▶ EXCERPTED PASSAGE
━━━━━━━━━━━━━━━━━━━━

It’s flu season and many employers, particularly those in healthcare, want to require employees to be vaccinated to minimize the spread of illness. But what happens when an employee refuses on religious grounds?
The Center for Disease Control recommends that all U.S. healthcare workers get vaccinated annually against influenza, including not only those involved in direct patient care, but also those who can be exposed to infectious agents transmitted by others, such as food service, housekeeping, administrative and billing personnel. And for good reason: the flu can lead to hospitalization and sometimes even death. As the CDC says, you can get the flu from patients and coworkers who are sick with the flu and you can spread it to others even if you are symptom-free.
But when an employee objects on medical or religious grounds, an employer should tread carefully. Employers cannot require all federally recommended vaccines as a condition of employment. In fact, the EEOC recently filed suit on behalf of six former employees of a hospital who were fired after refusing the flu vaccine on religious grounds. The employer allowed such an exemption, but required employees to obtain a certification by a clergy member or other third party that the employee “practices a religion where influence vaccination is contraindicated according to doctrine or accepted religious practices.”
That was their downfall. The employer wanted proof of accepted religious doctrine and the employees did not provide one. One was a Baptist who said that he had been instructed by God not to defile his body and that receiving vaccinations were a form of defiling the body. He cited Biblical passages in support of his request for exemption. Another claimed to practice “Christian Mysticism” and follow the teachings of “A Course in Miracles” which purportedly instructs that “when one obeys the laws of God, he will prevent disease, stay healthy and assist others in healing.” He cited those principles in support of his request. Another worker claimed to be a member of a non-denominational Christian faith and was not affiliated with a particular church, but still asked to be exempt from the vaccine on religious grounds.
We cannot predict the outcome of the EEOC’s lawsuit, but if an employer wants to avoid litigation, it must provide a reasonable accommodation for an employee’s sincerely held religious beliefs, no matter what those beliefs may be, unless it can show an undue hardship. And for their own protection, employers should consider requiring employees who refuse a flu shot to sign a form confirming that: they are aware of the risk of exposure; they have been offered the opportunity to have the flu shot; they have declined; and if they change their mind in the future, they can have the shot at no charge.

━━━━━━━━━━━━━━━━━━━━

▶ DATA FOR ANALYSIS
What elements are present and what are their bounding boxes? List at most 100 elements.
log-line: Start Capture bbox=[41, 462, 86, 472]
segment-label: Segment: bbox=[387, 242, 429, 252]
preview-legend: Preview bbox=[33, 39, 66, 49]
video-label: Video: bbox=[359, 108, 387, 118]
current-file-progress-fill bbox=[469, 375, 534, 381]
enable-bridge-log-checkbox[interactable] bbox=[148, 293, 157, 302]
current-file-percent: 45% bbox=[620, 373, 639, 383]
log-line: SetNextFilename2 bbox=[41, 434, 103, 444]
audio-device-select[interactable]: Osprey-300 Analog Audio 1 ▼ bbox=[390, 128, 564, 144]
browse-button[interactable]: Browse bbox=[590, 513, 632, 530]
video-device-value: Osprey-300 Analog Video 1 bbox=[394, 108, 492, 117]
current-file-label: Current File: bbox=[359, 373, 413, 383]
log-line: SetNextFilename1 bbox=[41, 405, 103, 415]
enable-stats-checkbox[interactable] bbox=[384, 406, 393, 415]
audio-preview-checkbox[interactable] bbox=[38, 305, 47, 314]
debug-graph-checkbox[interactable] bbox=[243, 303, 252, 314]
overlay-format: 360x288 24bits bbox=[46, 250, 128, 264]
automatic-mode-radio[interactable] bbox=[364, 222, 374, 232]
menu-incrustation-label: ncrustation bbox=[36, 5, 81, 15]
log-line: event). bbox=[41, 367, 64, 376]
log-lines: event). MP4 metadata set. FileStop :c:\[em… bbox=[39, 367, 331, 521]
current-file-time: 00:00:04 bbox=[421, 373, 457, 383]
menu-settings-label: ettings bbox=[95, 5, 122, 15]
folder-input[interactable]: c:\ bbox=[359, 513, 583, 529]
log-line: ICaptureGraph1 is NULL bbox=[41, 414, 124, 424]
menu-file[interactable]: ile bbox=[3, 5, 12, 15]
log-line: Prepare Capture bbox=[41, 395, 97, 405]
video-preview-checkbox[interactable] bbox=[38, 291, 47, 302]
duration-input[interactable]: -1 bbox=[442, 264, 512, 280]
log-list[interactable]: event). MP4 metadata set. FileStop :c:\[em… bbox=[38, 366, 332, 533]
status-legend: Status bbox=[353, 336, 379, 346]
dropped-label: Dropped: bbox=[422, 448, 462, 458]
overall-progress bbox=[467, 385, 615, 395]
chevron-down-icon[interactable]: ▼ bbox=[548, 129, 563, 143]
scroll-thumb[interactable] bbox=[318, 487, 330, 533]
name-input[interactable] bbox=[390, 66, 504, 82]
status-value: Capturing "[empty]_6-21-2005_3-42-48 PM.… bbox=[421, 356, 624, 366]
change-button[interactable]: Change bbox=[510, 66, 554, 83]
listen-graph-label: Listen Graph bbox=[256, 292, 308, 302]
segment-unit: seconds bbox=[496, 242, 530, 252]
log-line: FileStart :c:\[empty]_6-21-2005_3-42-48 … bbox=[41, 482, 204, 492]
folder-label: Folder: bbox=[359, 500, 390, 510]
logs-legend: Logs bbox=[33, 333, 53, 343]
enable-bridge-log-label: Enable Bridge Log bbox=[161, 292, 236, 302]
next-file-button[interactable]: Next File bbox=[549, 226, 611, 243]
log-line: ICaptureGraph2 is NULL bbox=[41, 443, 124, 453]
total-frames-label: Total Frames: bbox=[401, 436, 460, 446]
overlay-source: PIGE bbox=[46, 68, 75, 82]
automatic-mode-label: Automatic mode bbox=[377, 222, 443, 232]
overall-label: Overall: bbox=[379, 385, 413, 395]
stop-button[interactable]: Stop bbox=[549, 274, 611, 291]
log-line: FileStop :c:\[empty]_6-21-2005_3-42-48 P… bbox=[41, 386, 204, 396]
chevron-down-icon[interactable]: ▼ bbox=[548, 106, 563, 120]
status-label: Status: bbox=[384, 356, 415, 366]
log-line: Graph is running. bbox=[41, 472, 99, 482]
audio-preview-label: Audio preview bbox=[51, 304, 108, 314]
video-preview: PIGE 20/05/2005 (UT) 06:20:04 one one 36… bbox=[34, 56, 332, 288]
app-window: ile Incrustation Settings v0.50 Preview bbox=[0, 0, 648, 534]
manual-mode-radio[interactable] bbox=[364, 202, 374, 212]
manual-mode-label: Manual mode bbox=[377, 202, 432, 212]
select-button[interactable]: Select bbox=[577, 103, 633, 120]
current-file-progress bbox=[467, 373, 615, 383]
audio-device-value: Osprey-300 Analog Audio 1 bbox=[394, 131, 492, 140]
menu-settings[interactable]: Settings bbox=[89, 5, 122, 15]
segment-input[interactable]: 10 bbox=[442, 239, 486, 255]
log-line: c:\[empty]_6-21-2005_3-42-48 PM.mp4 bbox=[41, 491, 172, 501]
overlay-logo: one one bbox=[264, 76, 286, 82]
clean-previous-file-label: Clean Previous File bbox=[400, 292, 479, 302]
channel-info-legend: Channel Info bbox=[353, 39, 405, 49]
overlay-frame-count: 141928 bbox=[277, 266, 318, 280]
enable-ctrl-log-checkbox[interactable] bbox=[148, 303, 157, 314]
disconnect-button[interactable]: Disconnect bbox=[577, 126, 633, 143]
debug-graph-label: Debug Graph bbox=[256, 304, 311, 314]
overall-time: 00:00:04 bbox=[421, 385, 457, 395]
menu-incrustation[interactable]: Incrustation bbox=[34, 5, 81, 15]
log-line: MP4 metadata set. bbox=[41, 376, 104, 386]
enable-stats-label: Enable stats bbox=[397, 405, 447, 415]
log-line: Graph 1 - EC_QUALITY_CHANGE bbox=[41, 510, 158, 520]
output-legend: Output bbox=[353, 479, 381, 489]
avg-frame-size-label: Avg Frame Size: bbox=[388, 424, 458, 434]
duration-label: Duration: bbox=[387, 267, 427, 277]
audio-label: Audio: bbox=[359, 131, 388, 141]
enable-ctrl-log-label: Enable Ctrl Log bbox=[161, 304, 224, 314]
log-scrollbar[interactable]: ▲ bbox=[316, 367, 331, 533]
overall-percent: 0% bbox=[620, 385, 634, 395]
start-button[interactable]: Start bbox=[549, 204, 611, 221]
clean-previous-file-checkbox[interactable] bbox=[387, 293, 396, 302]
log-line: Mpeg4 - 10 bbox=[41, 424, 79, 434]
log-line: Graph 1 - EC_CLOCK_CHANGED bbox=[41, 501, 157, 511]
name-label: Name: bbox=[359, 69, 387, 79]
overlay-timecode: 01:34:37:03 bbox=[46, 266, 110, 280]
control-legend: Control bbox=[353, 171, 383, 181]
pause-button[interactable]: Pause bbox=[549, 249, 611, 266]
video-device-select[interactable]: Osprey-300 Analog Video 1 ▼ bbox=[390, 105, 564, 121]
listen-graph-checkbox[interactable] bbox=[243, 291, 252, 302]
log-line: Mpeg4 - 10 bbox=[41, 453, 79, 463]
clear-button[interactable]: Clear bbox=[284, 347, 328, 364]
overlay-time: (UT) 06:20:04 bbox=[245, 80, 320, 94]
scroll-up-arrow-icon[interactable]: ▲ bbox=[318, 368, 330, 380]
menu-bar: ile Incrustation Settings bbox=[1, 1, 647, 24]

━━━━━━━━━━━━━━━━━━━━

▶ EXERCISE DIRECTIONS
From the article on flu vaccine exemptions, retype the passage that opens with the words containing "That was their" and closes with "the vaccine on religious grounds.".

▶ EXERCISE RESULT
That was their downfall. The employer wanted proof of accepted religious doctrine and the employees did not provide one. One was a Baptist who said that he had been instructed by God not to defile his body and that receiving vaccinations were a form of defiling the body. He cited Biblical passages in support of his request for exemption. Another claimed to practice “Christian Mysticism” and follow the teachings of “A Course in Miracles” which purportedly instructs that “when one obeys the laws of God, he will prevent disease, stay healthy and assist others in healing.” He cited those principles in support of his request. Another worker claimed to be a member of a non-denominational Christian faith and was not affiliated with a particular church, but still asked to be exempt from the vaccine on religious grounds.